Page transcription entries

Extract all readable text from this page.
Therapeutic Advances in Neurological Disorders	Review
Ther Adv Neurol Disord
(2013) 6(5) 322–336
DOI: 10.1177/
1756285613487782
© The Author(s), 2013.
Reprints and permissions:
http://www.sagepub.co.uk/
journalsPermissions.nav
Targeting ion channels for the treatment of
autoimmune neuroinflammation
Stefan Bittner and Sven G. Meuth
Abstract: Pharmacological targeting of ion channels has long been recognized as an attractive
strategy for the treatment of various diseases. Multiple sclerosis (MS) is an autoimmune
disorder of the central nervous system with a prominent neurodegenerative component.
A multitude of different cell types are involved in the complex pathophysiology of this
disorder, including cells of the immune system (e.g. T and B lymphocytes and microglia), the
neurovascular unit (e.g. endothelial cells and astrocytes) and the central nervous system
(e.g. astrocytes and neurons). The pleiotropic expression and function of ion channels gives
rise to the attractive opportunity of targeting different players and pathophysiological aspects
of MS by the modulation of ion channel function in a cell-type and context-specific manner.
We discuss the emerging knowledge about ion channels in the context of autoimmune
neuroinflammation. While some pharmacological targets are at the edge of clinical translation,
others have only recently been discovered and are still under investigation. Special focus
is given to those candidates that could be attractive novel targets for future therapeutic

## TASK DIRECTIONS
Each record must be output exactly, with none omitted.

## SOLUTION TO THE PROBLEM
Extract all readable text from this page.
Therapeutic Advances in Neurological Disorders	Review
Ther Adv Neurol Disord
(2013) 6(5) 322–336
DOI: 10.1177/
1756285613487782
© The Author(s), 2013.
Reprints and permissions:
http://www.sagepub.co.uk/
journalsPermissions.nav
Targeting ion channels for the treatment of
autoimmune neuroinflammation
Stefan Bittner and Sven G. Meuth
Abstract: Pharmacological targeting of ion channels has long been recognized as an attractive
strategy for the treatment of various diseases. Multiple sclerosis (MS) is an autoimmune
disorder of the central nervous system with a prominent neurodegenerative component.
A multitude of different cell types are involved in the complex pathophysiology of this
disorder, including cells of the immune system (e.g. T and B lymphocytes and microglia), the
neurovascular unit (e.g. endothelial cells and astrocytes) and the central nervous system
(e.g. astrocytes and neurons). The pleiotropic expression and function of ion channels gives
rise to the attractive opportunity of targeting different players and pathophysiological aspects
of MS by the modulation of ion channel function in a cell-type and context-specific manner.
We discuss the emerging knowledge about ion channels in the context of autoimmune
neuroinflammation. While some pharmacological targets are at the edge of clinical translation,
others have only recently been discovered and are still under investigation. Special focus
is given to those candidates that could be attractive novel targets for future therapeutic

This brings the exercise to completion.